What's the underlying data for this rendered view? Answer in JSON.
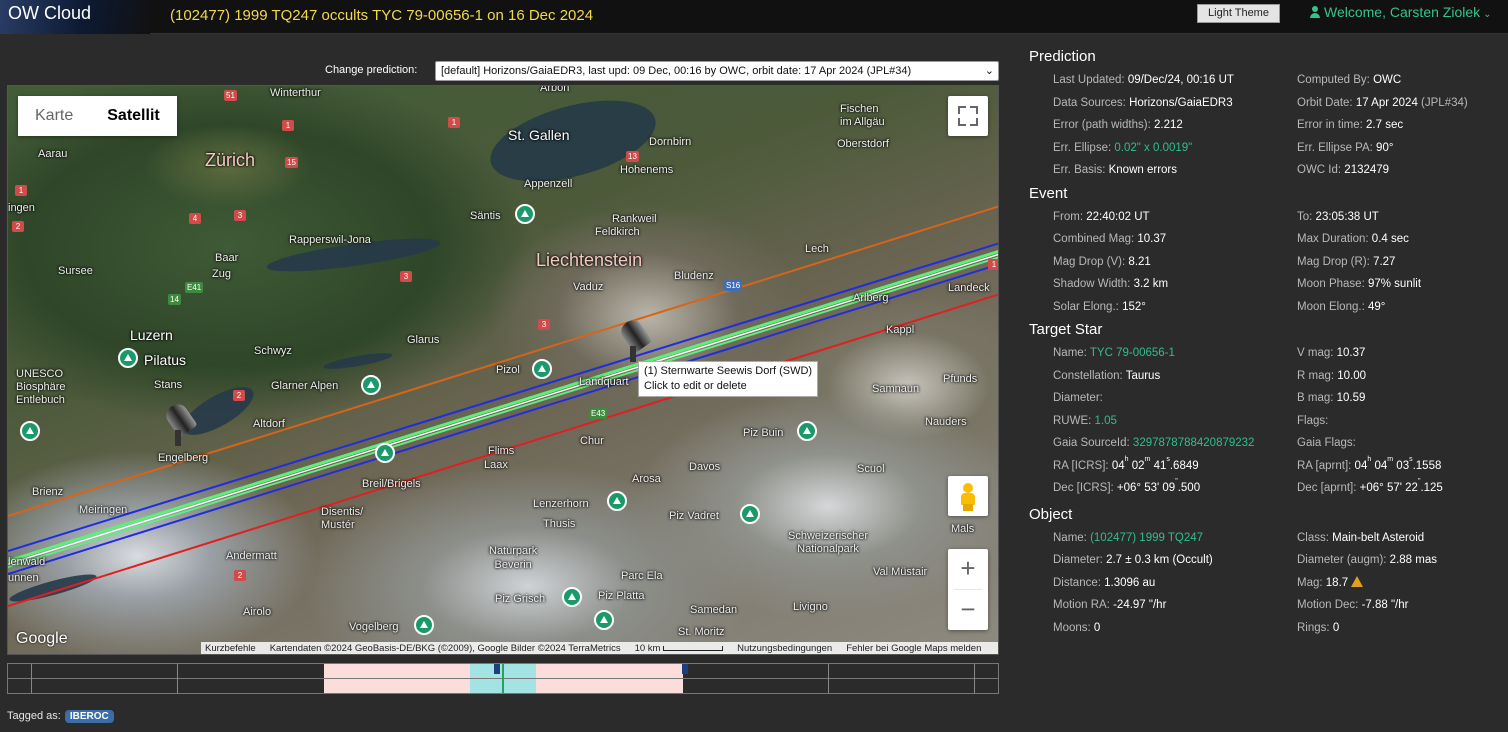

§ §

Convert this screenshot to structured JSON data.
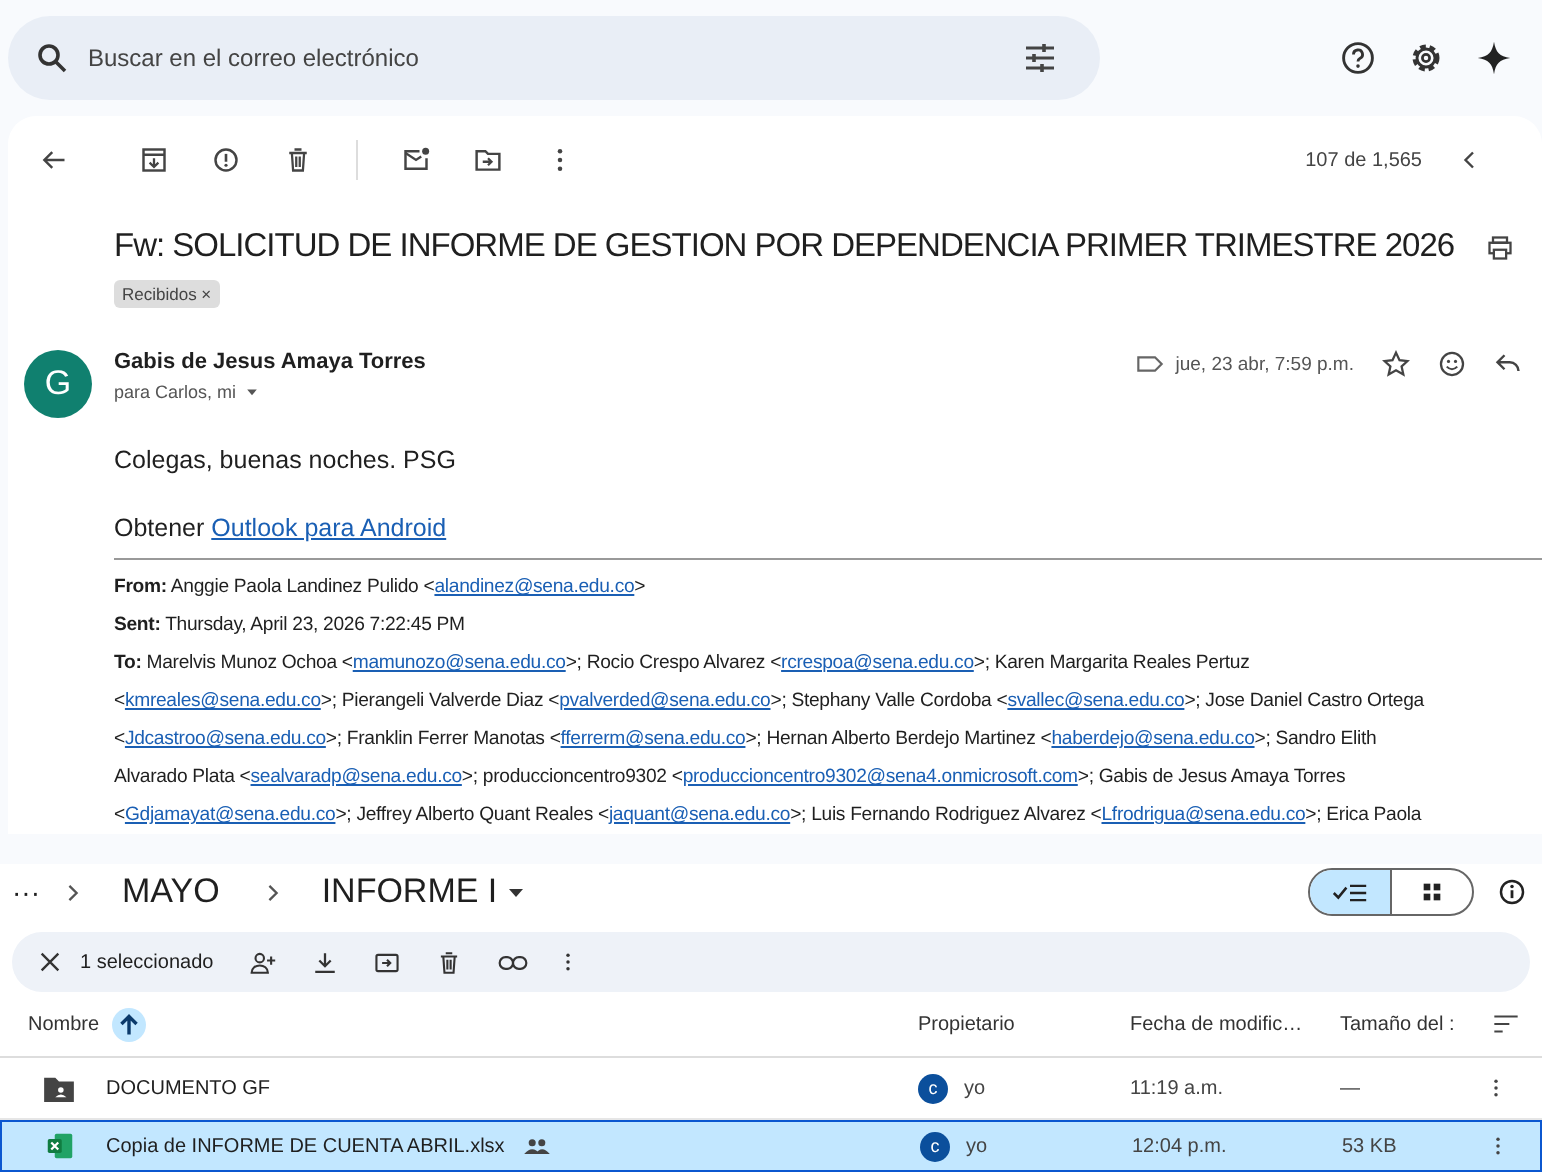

§ §

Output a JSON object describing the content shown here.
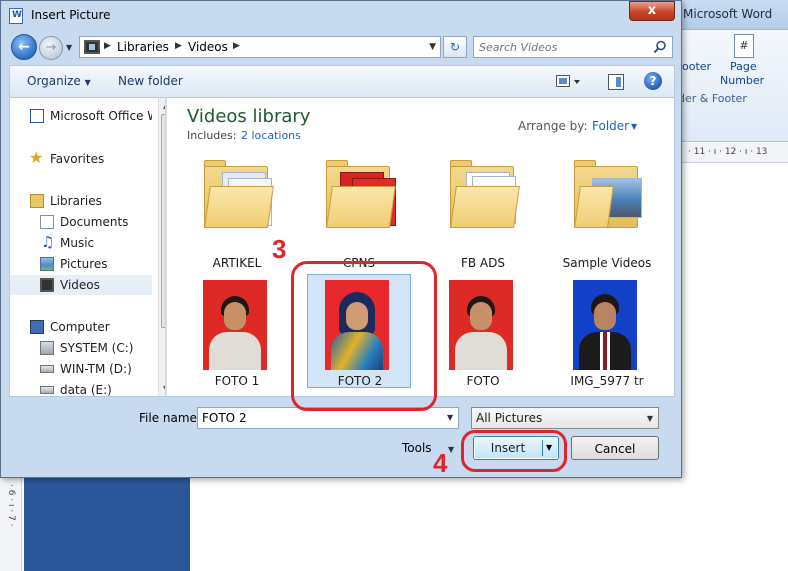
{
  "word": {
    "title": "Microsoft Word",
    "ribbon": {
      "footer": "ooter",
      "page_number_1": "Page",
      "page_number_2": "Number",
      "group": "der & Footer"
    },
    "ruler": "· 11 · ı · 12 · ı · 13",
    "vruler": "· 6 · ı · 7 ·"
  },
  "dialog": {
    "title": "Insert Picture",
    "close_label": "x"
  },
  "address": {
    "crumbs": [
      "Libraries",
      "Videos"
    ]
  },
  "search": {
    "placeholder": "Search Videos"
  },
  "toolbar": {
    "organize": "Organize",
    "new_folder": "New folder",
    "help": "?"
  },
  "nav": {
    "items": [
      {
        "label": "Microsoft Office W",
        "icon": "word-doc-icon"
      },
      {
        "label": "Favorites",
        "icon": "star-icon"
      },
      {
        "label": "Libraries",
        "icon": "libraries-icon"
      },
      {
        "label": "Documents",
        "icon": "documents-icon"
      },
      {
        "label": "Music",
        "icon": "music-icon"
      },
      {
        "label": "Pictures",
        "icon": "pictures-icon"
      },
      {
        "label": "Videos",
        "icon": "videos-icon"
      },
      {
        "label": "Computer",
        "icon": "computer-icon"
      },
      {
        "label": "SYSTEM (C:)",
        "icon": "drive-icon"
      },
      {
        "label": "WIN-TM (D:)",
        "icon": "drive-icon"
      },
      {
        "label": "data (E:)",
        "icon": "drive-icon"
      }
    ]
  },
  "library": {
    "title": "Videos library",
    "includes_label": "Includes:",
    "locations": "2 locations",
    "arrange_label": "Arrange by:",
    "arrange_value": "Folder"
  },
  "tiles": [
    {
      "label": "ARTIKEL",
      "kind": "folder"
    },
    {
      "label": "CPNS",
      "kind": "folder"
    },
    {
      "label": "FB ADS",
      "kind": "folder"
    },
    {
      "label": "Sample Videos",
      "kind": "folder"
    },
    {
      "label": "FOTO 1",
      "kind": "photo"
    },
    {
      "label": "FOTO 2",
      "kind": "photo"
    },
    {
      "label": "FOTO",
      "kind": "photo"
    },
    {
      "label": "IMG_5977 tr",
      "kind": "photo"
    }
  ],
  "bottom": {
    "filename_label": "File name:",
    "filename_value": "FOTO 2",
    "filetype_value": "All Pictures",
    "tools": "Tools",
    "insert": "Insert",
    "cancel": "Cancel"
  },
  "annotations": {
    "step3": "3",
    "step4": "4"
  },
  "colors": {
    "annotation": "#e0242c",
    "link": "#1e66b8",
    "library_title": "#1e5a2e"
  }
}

§ §

• What is needed:
Sift through the entries and copy every line with "this".

• Result of the exercise:
What's the underlying data for this rendered view? Answer in JSON.
Convert this screenshot to structured JSON data.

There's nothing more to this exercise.